Given problem: Copy each line of the records that contains the word "Momentum".

Task input:
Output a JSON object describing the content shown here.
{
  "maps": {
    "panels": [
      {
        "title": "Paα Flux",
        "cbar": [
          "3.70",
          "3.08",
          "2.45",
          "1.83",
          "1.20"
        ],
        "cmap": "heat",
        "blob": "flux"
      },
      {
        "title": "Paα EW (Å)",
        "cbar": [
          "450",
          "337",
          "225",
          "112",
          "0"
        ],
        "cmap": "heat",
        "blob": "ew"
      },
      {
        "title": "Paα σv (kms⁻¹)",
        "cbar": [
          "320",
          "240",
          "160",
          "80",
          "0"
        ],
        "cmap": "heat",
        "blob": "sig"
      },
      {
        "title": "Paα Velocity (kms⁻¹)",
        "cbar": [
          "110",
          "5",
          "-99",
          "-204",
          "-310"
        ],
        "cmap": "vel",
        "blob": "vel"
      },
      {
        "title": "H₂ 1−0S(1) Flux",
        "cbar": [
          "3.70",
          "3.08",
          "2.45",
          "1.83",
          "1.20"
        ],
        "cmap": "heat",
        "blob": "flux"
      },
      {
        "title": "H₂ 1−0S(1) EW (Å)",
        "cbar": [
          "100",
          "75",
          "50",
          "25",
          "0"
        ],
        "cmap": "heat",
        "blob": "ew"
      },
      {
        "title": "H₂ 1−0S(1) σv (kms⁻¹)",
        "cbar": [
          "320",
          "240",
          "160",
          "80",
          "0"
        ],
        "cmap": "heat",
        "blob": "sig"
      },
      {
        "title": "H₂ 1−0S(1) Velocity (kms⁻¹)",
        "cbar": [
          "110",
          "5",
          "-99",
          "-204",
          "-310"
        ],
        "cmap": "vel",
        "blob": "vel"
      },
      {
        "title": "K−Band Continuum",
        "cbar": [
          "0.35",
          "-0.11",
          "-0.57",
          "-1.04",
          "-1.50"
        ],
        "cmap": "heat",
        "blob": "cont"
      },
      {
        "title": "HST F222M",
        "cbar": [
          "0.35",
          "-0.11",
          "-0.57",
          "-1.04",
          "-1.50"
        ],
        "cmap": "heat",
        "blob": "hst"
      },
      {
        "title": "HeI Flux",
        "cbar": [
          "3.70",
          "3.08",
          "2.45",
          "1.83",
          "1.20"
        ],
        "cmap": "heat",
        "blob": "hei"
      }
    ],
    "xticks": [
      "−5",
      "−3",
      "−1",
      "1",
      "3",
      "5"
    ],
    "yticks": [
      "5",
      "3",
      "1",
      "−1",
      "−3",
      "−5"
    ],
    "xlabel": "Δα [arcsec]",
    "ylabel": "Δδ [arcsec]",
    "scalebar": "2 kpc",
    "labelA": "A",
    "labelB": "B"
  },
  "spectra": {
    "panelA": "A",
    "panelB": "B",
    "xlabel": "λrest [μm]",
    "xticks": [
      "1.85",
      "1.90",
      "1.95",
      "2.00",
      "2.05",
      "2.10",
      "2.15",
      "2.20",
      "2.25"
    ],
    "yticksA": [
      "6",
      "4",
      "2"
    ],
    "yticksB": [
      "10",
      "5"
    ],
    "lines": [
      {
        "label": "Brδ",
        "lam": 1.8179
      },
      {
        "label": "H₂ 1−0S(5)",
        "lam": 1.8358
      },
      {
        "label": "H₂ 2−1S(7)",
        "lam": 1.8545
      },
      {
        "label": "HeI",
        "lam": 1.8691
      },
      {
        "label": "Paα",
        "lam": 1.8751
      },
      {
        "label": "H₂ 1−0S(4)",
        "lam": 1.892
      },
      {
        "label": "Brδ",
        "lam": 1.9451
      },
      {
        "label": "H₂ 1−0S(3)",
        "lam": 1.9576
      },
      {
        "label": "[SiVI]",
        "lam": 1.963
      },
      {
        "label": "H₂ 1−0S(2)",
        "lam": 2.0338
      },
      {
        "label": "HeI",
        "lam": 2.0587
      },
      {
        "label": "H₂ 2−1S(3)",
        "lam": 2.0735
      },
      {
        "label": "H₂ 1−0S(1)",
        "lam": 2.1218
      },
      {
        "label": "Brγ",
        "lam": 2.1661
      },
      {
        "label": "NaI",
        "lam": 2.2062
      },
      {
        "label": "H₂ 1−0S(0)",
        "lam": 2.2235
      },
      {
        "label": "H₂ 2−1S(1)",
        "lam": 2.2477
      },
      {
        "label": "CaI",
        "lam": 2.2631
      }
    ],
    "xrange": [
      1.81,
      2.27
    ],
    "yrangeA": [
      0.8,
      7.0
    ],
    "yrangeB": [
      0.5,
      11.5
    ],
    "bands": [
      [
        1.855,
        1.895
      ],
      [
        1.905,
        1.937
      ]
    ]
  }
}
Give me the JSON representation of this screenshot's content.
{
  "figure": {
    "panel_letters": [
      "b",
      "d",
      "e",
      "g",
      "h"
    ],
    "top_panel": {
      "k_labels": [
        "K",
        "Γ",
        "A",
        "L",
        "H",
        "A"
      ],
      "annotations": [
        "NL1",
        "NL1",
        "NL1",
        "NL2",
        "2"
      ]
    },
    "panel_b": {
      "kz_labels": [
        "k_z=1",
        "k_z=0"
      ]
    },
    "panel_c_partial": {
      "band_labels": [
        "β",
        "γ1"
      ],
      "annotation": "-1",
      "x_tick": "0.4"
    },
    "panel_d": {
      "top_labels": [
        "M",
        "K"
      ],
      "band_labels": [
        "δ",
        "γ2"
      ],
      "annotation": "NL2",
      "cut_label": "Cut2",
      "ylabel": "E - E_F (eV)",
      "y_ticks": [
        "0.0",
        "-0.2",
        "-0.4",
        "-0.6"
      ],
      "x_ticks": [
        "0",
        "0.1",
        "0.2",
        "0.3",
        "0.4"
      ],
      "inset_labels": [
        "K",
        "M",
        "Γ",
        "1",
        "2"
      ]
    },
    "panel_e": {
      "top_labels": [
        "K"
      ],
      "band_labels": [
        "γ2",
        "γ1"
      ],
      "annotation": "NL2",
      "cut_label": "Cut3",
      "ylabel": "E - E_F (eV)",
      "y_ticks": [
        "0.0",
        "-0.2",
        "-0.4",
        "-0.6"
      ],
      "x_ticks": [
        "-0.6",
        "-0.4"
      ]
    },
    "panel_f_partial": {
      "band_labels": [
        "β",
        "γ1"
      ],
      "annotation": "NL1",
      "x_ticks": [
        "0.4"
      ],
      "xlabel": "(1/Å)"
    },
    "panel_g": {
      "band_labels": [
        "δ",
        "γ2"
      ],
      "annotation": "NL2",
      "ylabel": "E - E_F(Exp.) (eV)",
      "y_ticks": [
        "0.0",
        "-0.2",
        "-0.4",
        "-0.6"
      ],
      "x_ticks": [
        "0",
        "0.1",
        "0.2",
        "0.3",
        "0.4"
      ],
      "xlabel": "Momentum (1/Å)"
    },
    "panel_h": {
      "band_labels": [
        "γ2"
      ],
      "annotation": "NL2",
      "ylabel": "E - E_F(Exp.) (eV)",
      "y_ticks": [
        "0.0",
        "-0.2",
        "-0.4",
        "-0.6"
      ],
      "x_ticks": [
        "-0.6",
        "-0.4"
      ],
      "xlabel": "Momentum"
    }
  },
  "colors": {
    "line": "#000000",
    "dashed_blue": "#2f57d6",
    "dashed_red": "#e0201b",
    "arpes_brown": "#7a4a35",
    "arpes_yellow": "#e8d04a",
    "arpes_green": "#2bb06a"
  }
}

Written answer:
      "xlabel": "Momentum (1/Å)"
      "xlabel": "Momentum"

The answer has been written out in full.